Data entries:
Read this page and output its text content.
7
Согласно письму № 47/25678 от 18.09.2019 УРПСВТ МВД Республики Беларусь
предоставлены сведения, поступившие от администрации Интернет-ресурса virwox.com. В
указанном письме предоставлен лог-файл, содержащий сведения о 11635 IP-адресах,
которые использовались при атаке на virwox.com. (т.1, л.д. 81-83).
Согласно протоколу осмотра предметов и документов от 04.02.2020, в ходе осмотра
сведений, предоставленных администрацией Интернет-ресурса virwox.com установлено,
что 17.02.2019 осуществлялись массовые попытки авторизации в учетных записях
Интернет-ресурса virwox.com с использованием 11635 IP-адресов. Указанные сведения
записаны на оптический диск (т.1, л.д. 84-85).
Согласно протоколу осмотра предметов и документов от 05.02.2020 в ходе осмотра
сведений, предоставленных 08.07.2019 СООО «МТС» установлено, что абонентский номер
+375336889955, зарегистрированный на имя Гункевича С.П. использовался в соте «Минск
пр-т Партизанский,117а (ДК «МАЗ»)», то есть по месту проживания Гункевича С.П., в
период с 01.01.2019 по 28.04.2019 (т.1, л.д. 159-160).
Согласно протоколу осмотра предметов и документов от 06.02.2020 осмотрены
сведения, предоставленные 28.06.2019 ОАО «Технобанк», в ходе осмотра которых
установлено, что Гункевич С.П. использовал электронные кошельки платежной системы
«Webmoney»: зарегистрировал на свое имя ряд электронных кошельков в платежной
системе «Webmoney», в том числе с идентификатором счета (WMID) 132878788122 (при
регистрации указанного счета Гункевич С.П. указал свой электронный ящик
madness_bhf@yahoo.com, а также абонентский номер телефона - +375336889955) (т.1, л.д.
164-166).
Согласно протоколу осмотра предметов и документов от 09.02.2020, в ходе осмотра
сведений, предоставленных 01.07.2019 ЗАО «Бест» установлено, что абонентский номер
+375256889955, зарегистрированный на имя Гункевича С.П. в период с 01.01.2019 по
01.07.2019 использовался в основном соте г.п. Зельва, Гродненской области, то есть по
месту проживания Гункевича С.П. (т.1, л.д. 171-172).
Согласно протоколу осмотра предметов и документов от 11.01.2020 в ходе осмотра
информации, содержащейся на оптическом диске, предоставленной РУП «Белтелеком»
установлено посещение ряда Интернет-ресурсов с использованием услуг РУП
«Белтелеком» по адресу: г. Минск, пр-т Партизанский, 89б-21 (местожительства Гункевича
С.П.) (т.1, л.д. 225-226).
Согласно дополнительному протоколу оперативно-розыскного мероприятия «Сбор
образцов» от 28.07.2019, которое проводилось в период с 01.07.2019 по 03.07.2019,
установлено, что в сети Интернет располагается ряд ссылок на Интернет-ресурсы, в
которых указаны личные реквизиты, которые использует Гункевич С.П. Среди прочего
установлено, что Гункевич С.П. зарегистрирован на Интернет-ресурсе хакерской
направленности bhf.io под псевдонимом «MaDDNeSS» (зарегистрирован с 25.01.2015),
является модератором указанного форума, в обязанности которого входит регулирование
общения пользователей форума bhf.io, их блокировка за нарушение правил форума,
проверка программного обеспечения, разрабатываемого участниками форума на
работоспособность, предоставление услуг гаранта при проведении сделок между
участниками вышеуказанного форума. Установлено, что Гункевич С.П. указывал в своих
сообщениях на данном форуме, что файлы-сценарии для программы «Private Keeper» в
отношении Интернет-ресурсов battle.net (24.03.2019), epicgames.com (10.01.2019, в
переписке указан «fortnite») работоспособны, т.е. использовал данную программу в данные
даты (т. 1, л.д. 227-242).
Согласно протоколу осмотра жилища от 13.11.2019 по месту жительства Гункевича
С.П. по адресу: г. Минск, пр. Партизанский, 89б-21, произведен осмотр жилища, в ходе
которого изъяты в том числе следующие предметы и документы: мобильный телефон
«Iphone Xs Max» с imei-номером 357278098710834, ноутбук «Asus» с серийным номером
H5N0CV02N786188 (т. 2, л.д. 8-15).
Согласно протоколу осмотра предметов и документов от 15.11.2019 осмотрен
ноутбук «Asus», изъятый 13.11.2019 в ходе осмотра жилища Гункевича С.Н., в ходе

**SET TASK**. Find each line with the string "проживания" and copy it out.

**RESPONSE TO THE TASK**.
пр-т Партизанский,117а (ДК «МАЗ»)», то есть по месту проживания Гункевича С.П., в
месту проживания Гункевича С.П. (т.1, л.д. 171-172).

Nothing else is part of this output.